_What to work on_: Lines containing the string "grabación" are to be counted; report only how many there are.

[Stored data]
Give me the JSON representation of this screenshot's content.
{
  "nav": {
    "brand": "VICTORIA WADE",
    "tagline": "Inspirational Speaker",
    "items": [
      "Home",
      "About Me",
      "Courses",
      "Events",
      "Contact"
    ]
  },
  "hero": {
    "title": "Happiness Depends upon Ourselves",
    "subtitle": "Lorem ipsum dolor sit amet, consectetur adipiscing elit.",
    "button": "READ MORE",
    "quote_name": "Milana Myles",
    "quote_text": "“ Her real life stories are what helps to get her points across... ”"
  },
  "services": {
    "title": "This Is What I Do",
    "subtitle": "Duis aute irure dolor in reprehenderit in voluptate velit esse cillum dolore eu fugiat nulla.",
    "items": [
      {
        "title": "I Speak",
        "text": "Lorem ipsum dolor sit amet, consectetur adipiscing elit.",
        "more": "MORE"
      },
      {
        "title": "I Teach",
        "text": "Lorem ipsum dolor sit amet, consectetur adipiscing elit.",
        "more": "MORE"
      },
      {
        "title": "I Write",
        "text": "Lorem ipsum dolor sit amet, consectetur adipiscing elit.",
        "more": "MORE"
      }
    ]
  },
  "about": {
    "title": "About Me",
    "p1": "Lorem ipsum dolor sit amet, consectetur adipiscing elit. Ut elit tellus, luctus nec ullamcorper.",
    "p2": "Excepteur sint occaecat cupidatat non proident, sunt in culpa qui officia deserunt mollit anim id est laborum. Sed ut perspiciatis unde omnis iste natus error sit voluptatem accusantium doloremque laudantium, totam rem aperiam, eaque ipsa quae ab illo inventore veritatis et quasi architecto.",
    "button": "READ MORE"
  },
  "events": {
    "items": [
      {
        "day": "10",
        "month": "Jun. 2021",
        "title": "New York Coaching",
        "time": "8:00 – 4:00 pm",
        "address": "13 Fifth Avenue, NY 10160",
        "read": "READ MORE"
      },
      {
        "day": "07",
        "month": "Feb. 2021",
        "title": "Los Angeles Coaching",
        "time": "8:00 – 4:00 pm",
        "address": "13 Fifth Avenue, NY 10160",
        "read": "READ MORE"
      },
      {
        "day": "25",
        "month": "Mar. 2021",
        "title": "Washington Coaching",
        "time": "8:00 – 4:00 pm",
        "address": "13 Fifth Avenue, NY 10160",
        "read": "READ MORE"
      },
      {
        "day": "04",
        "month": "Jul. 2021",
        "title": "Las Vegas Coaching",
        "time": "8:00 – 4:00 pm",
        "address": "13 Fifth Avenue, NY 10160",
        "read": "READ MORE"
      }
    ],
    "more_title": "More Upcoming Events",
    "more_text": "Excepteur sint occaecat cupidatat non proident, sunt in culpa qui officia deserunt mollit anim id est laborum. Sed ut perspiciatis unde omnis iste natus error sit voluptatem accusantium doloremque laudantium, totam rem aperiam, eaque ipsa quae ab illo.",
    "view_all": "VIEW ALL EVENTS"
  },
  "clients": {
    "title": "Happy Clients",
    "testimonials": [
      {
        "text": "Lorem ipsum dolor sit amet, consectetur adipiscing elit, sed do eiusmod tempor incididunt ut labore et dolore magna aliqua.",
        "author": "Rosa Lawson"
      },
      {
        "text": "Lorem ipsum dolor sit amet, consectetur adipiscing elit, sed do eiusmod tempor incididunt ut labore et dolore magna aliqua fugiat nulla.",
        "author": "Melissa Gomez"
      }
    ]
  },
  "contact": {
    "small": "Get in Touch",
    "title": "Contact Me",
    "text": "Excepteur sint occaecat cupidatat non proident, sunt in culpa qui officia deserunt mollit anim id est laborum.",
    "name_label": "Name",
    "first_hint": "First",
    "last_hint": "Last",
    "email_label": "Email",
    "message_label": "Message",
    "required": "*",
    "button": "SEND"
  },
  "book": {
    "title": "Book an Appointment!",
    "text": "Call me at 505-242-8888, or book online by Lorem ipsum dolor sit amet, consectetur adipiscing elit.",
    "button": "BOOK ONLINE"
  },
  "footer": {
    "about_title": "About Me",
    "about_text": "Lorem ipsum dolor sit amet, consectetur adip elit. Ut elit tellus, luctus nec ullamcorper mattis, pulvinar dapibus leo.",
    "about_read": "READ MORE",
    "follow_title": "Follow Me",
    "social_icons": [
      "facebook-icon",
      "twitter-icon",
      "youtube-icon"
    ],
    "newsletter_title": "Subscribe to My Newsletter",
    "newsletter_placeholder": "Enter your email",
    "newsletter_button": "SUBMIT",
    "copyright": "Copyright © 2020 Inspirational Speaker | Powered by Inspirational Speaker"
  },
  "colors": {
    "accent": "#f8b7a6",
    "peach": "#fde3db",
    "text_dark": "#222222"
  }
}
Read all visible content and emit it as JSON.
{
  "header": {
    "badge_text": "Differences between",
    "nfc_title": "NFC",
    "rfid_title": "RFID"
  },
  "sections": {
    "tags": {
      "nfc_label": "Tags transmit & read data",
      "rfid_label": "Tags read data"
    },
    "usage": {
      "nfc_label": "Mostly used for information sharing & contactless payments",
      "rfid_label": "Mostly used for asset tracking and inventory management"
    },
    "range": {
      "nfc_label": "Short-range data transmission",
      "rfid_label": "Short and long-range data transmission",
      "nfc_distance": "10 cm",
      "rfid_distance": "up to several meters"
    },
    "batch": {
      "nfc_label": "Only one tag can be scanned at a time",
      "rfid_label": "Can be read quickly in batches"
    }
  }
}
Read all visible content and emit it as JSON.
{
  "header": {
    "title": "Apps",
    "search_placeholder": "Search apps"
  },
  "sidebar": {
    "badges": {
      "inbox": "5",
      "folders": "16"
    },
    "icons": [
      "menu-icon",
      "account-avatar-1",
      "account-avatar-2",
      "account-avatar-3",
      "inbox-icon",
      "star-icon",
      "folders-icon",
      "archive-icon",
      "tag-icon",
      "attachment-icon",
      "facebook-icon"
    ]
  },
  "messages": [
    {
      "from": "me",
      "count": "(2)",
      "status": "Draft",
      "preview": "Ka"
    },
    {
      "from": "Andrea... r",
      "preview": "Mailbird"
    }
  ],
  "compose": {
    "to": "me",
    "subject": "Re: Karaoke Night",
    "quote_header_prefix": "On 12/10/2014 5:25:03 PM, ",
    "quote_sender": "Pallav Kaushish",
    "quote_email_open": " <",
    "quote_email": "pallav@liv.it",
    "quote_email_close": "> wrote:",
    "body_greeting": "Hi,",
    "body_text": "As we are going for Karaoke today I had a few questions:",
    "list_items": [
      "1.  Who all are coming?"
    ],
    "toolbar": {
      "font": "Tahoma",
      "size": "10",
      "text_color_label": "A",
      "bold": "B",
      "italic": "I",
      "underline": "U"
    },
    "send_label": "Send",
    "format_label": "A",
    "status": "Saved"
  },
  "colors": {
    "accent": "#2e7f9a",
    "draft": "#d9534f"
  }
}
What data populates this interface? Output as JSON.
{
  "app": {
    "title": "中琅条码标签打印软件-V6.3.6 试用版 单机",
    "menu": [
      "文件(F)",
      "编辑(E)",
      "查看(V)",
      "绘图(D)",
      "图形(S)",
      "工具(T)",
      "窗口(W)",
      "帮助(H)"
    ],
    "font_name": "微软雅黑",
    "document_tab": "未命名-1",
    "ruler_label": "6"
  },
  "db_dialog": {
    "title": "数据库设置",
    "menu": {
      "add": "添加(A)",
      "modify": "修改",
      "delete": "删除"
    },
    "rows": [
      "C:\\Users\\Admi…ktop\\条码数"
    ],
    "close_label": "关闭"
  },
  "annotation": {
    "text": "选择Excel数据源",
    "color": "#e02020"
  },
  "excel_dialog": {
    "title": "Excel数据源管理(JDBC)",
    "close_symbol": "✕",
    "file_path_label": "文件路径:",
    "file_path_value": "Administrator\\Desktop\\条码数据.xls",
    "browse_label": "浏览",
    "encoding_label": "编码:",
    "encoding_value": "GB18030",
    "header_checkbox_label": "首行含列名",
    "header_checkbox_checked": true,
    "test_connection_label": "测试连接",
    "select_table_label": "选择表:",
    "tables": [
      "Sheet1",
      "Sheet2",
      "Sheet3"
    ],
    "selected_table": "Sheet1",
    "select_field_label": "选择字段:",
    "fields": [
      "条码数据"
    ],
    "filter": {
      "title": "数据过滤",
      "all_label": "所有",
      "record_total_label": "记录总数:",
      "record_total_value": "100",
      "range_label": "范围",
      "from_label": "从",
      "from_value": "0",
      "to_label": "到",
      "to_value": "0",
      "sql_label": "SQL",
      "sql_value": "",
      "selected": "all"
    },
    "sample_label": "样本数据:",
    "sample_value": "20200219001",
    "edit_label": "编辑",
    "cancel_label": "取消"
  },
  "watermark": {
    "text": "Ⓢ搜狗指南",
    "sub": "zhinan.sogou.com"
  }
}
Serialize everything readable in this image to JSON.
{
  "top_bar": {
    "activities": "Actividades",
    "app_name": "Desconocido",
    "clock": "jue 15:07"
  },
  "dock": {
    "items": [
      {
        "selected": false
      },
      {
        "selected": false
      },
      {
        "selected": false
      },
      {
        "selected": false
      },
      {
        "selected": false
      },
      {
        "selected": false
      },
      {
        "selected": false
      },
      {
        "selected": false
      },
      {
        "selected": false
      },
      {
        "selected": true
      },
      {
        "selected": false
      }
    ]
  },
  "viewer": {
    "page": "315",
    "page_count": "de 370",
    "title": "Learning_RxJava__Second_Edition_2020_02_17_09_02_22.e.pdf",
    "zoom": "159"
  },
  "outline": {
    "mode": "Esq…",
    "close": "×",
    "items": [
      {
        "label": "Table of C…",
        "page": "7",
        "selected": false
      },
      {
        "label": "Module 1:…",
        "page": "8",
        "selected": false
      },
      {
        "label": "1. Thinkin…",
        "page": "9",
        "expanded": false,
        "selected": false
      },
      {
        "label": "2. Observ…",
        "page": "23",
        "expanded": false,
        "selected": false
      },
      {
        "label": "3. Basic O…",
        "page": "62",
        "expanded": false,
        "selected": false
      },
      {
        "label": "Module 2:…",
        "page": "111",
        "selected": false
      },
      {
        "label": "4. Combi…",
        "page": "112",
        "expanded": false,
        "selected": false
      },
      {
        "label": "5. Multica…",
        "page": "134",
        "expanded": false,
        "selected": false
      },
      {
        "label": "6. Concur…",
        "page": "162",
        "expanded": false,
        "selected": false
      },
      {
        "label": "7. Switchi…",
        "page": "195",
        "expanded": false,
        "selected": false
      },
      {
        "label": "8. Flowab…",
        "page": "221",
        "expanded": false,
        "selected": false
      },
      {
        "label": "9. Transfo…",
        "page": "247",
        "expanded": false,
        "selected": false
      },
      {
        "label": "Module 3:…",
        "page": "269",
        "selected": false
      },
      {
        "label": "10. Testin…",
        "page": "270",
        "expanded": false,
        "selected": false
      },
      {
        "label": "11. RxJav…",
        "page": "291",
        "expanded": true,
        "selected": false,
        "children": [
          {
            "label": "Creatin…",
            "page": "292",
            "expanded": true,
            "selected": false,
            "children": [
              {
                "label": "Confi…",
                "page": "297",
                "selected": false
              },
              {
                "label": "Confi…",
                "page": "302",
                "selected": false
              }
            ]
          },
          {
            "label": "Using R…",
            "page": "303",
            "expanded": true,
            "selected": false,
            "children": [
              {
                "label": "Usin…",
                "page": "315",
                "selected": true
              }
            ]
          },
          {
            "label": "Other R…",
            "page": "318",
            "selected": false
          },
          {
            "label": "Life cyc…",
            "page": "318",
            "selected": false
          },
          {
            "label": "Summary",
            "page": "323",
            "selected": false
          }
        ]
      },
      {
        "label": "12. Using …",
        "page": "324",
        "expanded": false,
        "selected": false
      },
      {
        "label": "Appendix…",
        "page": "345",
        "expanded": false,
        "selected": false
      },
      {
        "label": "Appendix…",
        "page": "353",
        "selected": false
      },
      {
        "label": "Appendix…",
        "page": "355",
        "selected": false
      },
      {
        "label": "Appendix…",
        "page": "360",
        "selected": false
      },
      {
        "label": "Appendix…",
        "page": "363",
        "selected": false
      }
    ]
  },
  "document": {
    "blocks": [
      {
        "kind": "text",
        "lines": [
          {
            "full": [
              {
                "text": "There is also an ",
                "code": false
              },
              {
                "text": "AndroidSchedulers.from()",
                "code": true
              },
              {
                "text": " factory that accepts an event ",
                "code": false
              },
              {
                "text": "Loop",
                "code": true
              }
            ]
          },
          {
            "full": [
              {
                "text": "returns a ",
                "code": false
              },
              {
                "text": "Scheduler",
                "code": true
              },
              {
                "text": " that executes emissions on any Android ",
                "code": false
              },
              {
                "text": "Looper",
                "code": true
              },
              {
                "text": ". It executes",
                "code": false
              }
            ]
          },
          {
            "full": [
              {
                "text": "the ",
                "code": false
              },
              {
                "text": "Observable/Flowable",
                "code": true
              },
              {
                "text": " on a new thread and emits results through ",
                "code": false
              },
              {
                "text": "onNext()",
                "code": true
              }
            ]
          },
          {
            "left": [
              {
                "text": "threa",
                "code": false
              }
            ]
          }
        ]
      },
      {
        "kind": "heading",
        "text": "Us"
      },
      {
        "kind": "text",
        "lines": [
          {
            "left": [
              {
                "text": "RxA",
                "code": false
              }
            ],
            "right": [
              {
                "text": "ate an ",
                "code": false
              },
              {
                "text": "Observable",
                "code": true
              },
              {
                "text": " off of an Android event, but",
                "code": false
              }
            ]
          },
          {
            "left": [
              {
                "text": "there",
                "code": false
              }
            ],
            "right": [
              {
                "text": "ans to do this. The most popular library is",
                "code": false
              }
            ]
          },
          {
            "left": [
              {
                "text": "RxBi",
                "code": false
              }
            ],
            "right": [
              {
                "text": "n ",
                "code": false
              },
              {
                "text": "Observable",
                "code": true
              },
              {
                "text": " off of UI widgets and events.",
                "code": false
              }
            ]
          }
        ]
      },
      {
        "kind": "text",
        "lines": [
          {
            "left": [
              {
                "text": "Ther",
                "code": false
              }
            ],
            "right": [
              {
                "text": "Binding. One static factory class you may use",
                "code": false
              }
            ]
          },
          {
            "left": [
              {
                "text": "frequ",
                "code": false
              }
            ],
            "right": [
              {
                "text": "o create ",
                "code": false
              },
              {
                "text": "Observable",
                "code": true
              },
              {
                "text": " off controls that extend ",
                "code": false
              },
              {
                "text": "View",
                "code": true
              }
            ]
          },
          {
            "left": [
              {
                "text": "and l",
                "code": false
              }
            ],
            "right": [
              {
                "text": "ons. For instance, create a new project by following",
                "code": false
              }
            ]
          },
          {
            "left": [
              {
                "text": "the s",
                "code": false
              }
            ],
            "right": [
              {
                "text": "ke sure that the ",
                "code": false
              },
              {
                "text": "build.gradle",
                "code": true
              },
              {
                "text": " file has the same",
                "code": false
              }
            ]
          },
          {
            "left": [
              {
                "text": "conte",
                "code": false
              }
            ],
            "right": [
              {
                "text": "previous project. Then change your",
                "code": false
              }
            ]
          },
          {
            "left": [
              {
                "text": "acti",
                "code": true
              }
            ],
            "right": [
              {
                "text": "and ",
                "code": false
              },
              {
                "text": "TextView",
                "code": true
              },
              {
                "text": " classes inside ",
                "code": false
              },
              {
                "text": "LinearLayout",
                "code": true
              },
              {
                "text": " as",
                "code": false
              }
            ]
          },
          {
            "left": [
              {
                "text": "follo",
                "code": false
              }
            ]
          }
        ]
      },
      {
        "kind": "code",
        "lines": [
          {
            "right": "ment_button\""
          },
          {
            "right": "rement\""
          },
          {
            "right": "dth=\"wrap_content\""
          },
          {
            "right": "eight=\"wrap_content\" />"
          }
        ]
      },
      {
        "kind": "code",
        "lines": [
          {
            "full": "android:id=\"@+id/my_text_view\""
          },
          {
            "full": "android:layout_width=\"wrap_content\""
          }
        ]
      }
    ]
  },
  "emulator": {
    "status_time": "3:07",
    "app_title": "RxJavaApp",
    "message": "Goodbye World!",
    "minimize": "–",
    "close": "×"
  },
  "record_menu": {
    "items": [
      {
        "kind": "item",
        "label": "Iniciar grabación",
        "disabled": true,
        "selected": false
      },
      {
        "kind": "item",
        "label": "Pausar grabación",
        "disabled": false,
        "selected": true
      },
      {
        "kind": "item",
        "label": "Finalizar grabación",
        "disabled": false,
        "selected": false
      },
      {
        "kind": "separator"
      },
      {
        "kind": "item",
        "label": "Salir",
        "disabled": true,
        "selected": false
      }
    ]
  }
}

_Correct answer_: 3